OBJECTIVE: Keep the images out and copy every entry below exactly.
-- Start of TASK DATA --
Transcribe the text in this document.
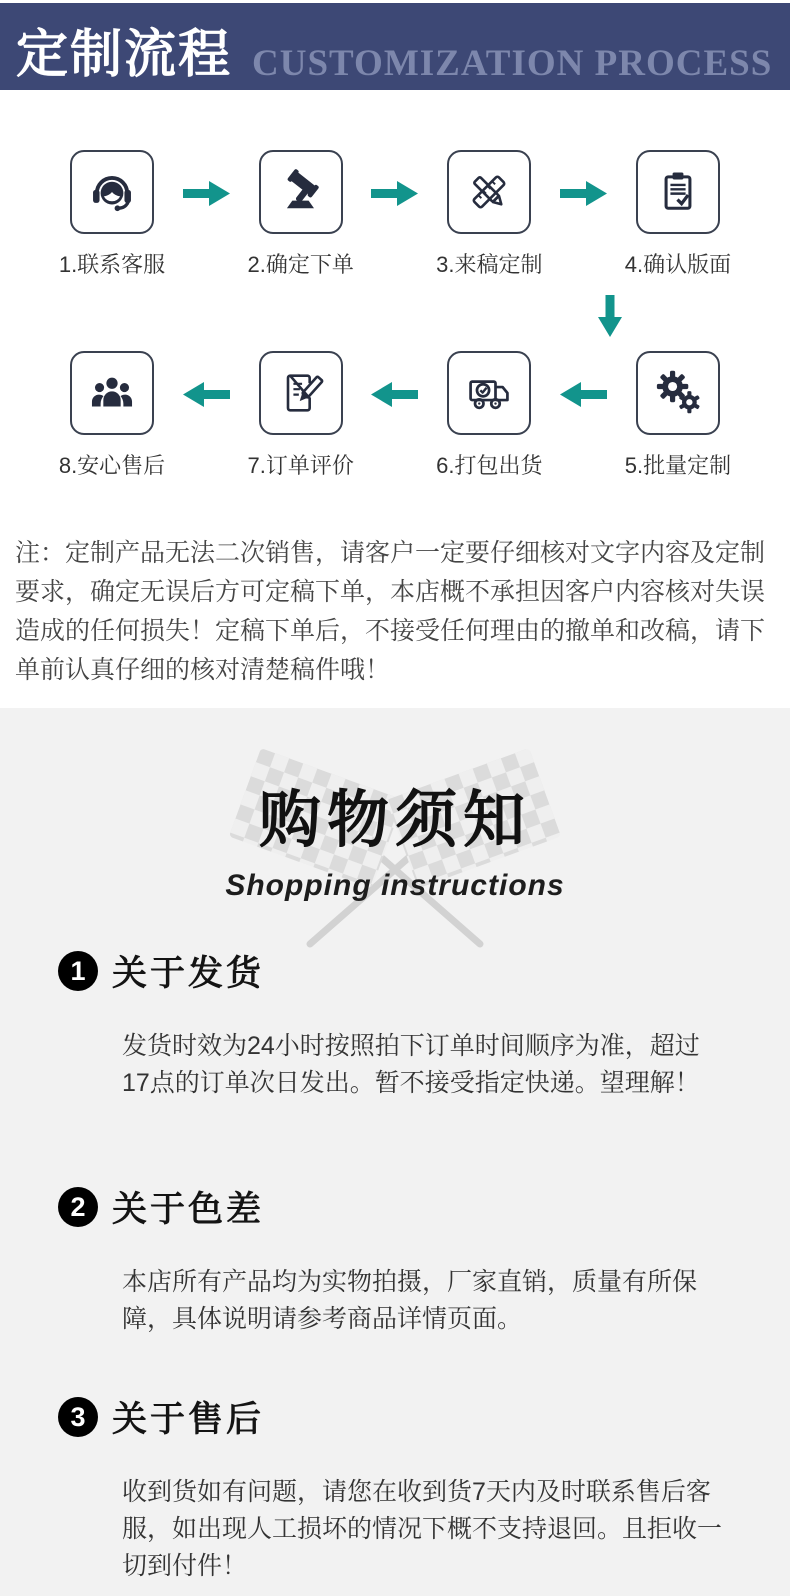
定制流程 CUSTOMIZATION PROCESS
1.联系客服	2.确定下单	3.来稿定制	4.确认版面
8.安心售后	7.订单评价	6.打包出货	5.批量定制
注：定制产品无法二次销售，请客户一定要仔细核对文字内容及定制要求，确定无误后方可定稿下单，本店概不承担因客户内容核对失误造成的任何损失！定稿下单后，不接受任何理由的撤单和改稿，请下单前认真仔细的核对清楚稿件哦！
购物须知
Shopping instructions
1 关于发货
发货时效为24小时按照拍下订单时间顺序为准，超过17点的订单次日发出。暂不接受指定快递。望理解！
2 关于色差
本店所有产品均为实物拍摄，厂家直销，质量有所保障，具体说明请参考商品详情页面。
3 关于售后
收到货如有问题，请您在收到货7天内及时联系售后客服，如出现人工损坏的情况下概不支持退回。且拒收一切到付件！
-- End of TASK DATA --
FULL OUTPUT:
Transcribe the text in this document.
定制流程 CUSTOMIZATION PROCESS
1.联系客服	2.确定下单	3.来稿定制	4.确认版面
8.安心售后	7.订单评价	6.打包出货	5.批量定制
注：定制产品无法二次销售，请客户一定要仔细核对文字内容及定制要求，确定无误后方可定稿下单，本店概不承担因客户内容核对失误造成的任何损失！定稿下单后，不接受任何理由的撤单和改稿，请下单前认真仔细的核对清楚稿件哦！
购物须知
Shopping instructions
1 关于发货
发货时效为24小时按照拍下订单时间顺序为准，超过17点的订单次日发出。暂不接受指定快递。望理解！
2 关于色差
本店所有产品均为实物拍摄，厂家直销，质量有所保障，具体说明请参考商品详情页面。
3 关于售后
收到货如有问题，请您在收到货7天内及时联系售后客服，如出现人工损坏的情况下概不支持退回。且拒收一切到付件！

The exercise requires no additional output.